EXERCISE OBJECTIVE: In the listing below, identify each line with the word "motions" and return those lines.

EXTRACTED DATA:

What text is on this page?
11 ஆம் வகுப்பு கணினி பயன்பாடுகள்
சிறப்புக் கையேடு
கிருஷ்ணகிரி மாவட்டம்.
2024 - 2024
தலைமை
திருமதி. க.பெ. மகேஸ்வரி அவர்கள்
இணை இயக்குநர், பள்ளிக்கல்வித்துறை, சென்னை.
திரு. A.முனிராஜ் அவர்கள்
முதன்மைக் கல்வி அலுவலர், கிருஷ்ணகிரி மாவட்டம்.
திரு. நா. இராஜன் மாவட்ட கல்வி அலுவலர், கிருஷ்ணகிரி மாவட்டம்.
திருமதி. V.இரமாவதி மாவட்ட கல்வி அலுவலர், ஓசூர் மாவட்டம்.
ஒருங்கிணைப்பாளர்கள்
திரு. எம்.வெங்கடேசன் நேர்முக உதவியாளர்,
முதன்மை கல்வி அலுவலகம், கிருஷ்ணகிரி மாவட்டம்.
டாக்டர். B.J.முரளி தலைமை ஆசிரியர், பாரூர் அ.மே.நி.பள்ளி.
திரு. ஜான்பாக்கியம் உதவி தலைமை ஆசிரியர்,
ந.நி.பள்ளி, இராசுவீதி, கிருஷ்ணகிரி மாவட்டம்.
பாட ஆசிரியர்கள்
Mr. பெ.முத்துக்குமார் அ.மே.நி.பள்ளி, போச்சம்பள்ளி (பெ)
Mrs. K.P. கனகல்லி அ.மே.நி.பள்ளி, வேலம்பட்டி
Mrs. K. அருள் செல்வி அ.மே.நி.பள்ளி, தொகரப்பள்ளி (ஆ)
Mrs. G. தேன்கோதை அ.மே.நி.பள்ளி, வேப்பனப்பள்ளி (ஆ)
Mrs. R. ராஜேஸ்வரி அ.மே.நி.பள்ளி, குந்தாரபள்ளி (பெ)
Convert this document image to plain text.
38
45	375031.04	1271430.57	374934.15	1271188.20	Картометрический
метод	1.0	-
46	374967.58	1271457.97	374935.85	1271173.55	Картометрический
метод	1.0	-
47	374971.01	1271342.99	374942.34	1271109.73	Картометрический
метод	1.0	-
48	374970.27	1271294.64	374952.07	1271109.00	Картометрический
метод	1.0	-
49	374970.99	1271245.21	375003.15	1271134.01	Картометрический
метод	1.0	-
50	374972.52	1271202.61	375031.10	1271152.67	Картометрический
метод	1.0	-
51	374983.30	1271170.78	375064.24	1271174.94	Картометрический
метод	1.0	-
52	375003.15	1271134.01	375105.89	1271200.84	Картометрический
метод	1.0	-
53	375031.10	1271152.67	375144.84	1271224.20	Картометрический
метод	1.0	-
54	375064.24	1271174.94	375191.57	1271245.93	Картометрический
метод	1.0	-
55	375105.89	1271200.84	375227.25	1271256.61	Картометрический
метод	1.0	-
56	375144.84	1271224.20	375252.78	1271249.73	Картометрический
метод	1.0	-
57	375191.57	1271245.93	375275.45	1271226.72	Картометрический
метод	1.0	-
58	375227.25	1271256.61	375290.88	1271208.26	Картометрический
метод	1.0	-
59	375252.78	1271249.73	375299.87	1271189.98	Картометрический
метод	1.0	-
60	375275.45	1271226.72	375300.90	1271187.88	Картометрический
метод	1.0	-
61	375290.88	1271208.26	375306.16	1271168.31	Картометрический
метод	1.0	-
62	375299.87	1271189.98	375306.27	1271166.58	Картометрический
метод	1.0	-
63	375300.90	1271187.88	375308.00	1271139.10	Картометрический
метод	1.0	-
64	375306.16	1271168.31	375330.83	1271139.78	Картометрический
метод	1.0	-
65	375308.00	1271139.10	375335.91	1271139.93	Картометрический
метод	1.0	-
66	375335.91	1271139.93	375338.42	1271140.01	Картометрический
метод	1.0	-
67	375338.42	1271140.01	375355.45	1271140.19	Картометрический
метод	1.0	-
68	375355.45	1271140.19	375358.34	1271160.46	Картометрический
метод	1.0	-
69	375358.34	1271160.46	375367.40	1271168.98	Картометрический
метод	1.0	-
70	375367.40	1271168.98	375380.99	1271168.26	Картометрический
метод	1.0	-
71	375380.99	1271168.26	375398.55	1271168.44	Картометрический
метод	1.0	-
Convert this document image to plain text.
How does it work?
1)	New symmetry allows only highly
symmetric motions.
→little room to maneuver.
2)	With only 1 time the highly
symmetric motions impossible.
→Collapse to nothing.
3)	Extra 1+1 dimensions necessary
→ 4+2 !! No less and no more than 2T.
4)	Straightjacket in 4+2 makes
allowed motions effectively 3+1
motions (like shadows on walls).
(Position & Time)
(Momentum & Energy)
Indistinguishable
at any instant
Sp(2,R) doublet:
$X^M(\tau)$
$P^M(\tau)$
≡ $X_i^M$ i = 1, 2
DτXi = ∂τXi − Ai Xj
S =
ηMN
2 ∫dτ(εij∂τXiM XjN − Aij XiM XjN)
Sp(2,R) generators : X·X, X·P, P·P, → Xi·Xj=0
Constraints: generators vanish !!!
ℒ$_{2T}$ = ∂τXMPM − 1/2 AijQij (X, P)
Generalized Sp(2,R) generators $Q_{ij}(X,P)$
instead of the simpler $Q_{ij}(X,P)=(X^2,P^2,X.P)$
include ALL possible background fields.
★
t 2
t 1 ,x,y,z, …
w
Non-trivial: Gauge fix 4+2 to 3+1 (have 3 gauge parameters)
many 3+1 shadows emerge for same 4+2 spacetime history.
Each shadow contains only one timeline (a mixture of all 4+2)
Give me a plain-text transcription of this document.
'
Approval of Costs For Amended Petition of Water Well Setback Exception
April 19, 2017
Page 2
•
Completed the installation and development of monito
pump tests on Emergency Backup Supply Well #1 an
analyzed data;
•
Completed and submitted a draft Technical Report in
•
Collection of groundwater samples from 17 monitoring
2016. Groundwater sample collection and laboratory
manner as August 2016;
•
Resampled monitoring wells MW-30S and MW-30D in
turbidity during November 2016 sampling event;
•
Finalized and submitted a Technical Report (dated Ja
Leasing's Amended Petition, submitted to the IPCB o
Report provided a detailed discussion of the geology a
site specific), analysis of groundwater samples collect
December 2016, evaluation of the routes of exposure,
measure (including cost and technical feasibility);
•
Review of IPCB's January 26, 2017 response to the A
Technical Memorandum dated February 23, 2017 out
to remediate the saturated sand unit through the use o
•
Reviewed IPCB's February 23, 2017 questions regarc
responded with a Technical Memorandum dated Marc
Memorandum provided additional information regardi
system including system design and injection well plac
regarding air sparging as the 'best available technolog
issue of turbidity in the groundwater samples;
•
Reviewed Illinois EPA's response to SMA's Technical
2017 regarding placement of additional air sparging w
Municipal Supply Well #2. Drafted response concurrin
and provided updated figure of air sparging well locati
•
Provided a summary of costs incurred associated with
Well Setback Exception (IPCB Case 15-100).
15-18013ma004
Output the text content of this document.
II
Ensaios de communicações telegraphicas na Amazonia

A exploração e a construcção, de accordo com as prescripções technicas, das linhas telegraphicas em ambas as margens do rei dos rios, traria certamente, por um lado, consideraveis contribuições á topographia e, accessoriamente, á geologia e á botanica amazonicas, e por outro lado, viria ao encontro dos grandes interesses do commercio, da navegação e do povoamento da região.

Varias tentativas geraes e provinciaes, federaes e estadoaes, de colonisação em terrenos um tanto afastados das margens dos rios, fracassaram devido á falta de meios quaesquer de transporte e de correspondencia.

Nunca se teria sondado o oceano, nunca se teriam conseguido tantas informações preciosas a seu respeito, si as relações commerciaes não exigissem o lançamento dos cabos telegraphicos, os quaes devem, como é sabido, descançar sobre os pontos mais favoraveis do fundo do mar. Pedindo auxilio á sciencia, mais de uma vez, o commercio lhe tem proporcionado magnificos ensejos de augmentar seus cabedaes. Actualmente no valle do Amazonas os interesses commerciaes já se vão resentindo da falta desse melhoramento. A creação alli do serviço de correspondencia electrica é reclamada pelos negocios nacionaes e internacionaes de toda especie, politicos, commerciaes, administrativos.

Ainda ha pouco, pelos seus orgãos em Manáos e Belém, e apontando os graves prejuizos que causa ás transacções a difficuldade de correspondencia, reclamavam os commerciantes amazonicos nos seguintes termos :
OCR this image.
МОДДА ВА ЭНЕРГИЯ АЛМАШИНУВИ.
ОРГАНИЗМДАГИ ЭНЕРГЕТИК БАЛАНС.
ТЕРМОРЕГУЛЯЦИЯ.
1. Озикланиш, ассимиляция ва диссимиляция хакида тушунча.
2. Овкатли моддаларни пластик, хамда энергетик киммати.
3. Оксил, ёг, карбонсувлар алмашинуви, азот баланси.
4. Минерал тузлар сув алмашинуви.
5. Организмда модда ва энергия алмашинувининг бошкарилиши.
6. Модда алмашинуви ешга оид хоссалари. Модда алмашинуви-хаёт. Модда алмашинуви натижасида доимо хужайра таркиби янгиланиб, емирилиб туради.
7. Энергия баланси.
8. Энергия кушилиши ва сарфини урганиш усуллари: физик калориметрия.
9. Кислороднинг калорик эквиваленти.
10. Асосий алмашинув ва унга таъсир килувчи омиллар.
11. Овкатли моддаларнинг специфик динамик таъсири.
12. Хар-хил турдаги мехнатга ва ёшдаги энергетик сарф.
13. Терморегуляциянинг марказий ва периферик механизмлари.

FULL ANSWER:
symmetric motions.
symmetric motions impossible.
allowed motions effectively 3+1
motions (like shadows on walls).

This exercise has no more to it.